### The request
Copy out all lines that carry the word "الكتاب".

+ + + + +

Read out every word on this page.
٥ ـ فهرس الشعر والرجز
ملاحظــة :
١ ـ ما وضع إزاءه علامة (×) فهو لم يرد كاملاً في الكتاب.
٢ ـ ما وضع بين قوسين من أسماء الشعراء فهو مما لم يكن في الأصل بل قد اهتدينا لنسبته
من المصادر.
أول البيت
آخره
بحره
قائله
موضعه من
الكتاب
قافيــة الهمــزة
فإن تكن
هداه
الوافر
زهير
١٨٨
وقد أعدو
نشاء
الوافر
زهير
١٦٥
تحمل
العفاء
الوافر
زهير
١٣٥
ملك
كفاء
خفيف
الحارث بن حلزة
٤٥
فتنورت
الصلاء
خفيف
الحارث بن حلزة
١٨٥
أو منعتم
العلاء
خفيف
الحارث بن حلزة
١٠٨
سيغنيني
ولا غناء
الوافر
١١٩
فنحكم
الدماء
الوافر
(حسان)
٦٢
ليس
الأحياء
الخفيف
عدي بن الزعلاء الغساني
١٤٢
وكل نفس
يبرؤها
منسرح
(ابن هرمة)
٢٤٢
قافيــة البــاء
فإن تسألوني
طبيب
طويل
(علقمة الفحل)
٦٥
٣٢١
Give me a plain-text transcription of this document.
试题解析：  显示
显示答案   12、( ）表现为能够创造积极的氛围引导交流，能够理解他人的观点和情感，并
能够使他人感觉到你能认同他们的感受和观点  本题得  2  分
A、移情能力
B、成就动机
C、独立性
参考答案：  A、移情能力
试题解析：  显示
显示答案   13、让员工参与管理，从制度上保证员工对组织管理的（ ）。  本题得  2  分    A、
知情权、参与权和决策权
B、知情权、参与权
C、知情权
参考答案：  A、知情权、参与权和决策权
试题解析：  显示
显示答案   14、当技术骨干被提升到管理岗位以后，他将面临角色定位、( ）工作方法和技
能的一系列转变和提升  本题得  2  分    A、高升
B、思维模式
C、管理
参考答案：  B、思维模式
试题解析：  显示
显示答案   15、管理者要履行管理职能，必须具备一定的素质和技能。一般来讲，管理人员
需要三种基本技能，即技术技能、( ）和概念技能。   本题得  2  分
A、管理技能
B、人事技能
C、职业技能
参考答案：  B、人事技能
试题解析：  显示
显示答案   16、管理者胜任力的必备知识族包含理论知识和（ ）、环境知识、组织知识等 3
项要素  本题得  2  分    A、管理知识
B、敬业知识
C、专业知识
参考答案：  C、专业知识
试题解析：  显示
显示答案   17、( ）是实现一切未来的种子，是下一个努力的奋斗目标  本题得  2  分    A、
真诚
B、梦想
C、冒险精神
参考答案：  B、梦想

+ + + + +

### Answer to the exercise
١ ـ ما وضع إزاءه علامة (×) فهو لم يرد كاملاً في الكتاب.
الكتاب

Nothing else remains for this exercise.